§ EXERCISE AIM
Repeat the data that follows, word for word, without the images.

━━━━━ RECORDS PROVIDED

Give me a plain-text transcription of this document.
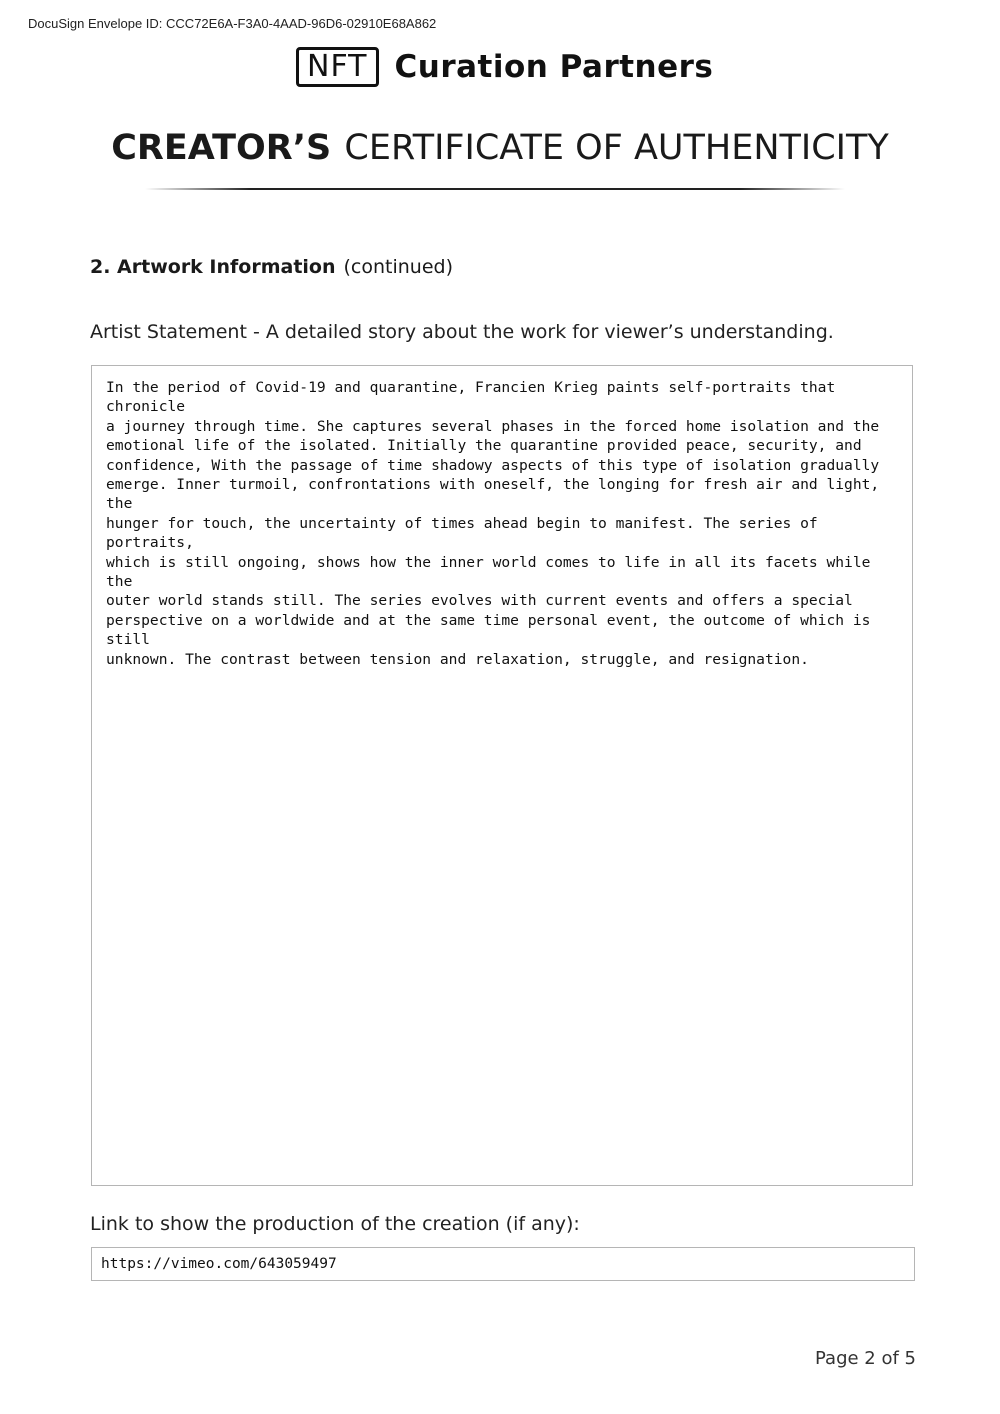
DocuSign Envelope ID: CCC72E6A-F3A0-4AAD-96D6-02910E68A862
NFT Curation Partners
CREATOR’S CERTIFICATE OF AUTHENTICITY
2. Artwork Information (continued)
Artist Statement - A detailed story about the work for viewer’s understanding.
In the period of Covid-19 and quarantine, Francien Krieg paints self-portraits that chronicle
a journey through time. She captures several phases in the forced home isolation and the
emotional life of the isolated. Initially the quarantine provided peace, security, and
confidence, With the passage of time shadowy aspects of this type of isolation gradually
emerge. Inner turmoil, confrontations with oneself, the longing for fresh air and light, the
hunger for touch, the uncertainty of times ahead begin to manifest. The series of portraits,
which is still ongoing, shows how the inner world comes to life in all its facets while the
outer world stands still. The series evolves with current events and offers a special
perspective on a worldwide and at the same time personal event, the outcome of which is still
unknown. The contrast between tension and relaxation, struggle, and resignation.
Link to show the production of the creation (if any):
https://vimeo.com/643059497
Page 2 of 5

━━━━━━━━━━

§ ANSWER IN FULL
Give me a plain-text transcription of this document.
DocuSign Envelope ID: CCC72E6A-F3A0-4AAD-96D6-02910E68A862
NFT Curation Partners
CREATOR’S CERTIFICATE OF AUTHENTICITY
2. Artwork Information (continued)
Artist Statement - A detailed story about the work for viewer’s understanding.
In the period of Covid-19 and quarantine, Francien Krieg paints self-portraits that chronicle
a journey through time. She captures several phases in the forced home isolation and the
emotional life of the isolated. Initially the quarantine provided peace, security, and
confidence, With the passage of time shadowy aspects of this type of isolation gradually
emerge. Inner turmoil, confrontations with oneself, the longing for fresh air and light, the
hunger for touch, the uncertainty of times ahead begin to manifest. The series of portraits,
which is still ongoing, shows how the inner world comes to life in all its facets while the
outer world stands still. The series evolves with current events and offers a special
perspective on a worldwide and at the same time personal event, the outcome of which is still
unknown. The contrast between tension and relaxation, struggle, and resignation.
Link to show the production of the creation (if any):
https://vimeo.com/643059497
Page 2 of 5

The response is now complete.